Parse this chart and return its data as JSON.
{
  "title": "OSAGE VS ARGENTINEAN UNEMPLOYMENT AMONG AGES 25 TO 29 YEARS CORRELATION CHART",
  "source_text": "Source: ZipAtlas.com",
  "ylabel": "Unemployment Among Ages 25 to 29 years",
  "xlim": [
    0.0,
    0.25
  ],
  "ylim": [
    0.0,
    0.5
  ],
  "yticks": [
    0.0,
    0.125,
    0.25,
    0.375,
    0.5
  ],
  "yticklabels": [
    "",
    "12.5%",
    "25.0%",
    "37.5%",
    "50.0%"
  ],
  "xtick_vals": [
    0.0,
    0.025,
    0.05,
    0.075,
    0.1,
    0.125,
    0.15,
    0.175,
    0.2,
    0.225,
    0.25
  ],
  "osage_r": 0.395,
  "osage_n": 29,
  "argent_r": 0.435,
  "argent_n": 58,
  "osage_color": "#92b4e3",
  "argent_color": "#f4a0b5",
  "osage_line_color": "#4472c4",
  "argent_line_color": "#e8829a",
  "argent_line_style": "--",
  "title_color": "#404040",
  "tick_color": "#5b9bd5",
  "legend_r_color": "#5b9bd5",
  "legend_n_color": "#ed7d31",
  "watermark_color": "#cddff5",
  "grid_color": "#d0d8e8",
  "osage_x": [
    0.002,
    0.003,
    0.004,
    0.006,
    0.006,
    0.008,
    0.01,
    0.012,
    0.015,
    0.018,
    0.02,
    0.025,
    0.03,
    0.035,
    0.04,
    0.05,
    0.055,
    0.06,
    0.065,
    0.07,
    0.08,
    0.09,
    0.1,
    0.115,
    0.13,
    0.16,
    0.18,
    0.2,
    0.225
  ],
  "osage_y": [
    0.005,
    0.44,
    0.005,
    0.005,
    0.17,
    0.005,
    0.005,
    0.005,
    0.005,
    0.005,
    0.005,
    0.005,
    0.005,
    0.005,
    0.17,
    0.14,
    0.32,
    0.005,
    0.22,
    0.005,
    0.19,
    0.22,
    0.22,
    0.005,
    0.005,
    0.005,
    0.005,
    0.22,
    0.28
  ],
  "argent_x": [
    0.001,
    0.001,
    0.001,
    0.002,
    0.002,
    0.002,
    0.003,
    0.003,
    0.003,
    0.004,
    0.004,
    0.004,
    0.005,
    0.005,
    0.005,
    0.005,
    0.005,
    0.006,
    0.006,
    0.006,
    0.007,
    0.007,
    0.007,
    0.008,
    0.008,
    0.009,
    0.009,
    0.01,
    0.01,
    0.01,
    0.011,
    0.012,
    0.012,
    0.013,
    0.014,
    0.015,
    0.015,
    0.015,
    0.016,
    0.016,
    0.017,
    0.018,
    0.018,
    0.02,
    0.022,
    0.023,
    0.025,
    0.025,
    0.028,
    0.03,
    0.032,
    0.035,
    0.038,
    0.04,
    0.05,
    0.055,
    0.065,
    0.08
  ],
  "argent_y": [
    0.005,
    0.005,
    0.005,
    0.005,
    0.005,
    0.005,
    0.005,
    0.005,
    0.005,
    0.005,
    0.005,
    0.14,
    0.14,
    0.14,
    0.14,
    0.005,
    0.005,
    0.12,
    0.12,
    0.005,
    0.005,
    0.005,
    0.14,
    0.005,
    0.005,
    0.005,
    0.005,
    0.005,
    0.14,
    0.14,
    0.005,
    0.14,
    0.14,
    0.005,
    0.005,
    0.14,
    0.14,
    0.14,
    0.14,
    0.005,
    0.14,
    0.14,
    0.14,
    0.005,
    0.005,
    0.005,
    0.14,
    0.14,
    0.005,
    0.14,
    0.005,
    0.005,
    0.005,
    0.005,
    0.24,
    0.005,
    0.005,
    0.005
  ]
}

################

→ **Written problem**: Output all of the data again, exactly.

→ **Finished answer**:
Parse this chart and return its data as JSON.
{
  "title": "OSAGE VS ARGENTINEAN UNEMPLOYMENT AMONG AGES 25 TO 29 YEARS CORRELATION CHART",
  "source_text": "Source: ZipAtlas.com",
  "ylabel": "Unemployment Among Ages 25 to 29 years",
  "xlim": [
    0.0,
    0.25
  ],
  "ylim": [
    0.0,
    0.5
  ],
  "yticks": [
    0.0,
    0.125,
    0.25,
    0.375,
    0.5
  ],
  "yticklabels": [
    "",
    "12.5%",
    "25.0%",
    "37.5%",
    "50.0%"
  ],
  "xtick_vals": [
    0.0,
    0.025,
    0.05,
    0.075,
    0.1,
    0.125,
    0.15,
    0.175,
    0.2,
    0.225,
    0.25
  ],
  "osage_r": 0.395,
  "osage_n": 29,
  "argent_r": 0.435,
  "argent_n": 58,
  "osage_color": "#92b4e3",
  "argent_color": "#f4a0b5",
  "osage_line_color": "#4472c4",
  "argent_line_color": "#e8829a",
  "argent_line_style": "--",
  "title_color": "#404040",
  "tick_color": "#5b9bd5",
  "legend_r_color": "#5b9bd5",
  "legend_n_color": "#ed7d31",
  "watermark_color": "#cddff5",
  "grid_color": "#d0d8e8",
  "osage_x": [
    0.002,
    0.003,
    0.004,
    0.006,
    0.006,
    0.008,
    0.01,
    0.012,
    0.015,
    0.018,
    0.02,
    0.025,
    0.03,
    0.035,
    0.04,
    0.05,
    0.055,
    0.06,
    0.065,
    0.07,
    0.08,
    0.09,
    0.1,
    0.115,
    0.13,
    0.16,
    0.18,
    0.2,
    0.225
  ],
  "osage_y": [
    0.005,
    0.44,
    0.005,
    0.005,
    0.17,
    0.005,
    0.005,
    0.005,
    0.005,
    0.005,
    0.005,
    0.005,
    0.005,
    0.005,
    0.17,
    0.14,
    0.32,
    0.005,
    0.22,
    0.005,
    0.19,
    0.22,
    0.22,
    0.005,
    0.005,
    0.005,
    0.005,
    0.22,
    0.28
  ],
  "argent_x": [
    0.001,
    0.001,
    0.001,
    0.002,
    0.002,
    0.002,
    0.003,
    0.003,
    0.003,
    0.004,
    0.004,
    0.004,
    0.005,
    0.005,
    0.005,
    0.005,
    0.005,
    0.006,
    0.006,
    0.006,
    0.007,
    0.007,
    0.007,
    0.008,
    0.008,
    0.009,
    0.009,
    0.01,
    0.01,
    0.01,
    0.011,
    0.012,
    0.012,
    0.013,
    0.014,
    0.015,
    0.015,
    0.015,
    0.016,
    0.016,
    0.017,
    0.018,
    0.018,
    0.02,
    0.022,
    0.023,
    0.025,
    0.025,
    0.028,
    0.03,
    0.032,
    0.035,
    0.038,
    0.04,
    0.05,
    0.055,
    0.065,
    0.08
  ],
  "argent_y": [
    0.005,
    0.005,
    0.005,
    0.005,
    0.005,
    0.005,
    0.005,
    0.005,
    0.005,
    0.005,
    0.005,
    0.14,
    0.14,
    0.14,
    0.14,
    0.005,
    0.005,
    0.12,
    0.12,
    0.005,
    0.005,
    0.005,
    0.14,
    0.005,
    0.005,
    0.005,
    0.005,
    0.005,
    0.14,
    0.14,
    0.005,
    0.14,
    0.14,
    0.005,
    0.005,
    0.14,
    0.14,
    0.14,
    0.14,
    0.005,
    0.14,
    0.14,
    0.14,
    0.005,
    0.005,
    0.005,
    0.14,
    0.14,
    0.005,
    0.14,
    0.005,
    0.005,
    0.005,
    0.005,
    0.24,
    0.005,
    0.005,
    0.005
  ]
}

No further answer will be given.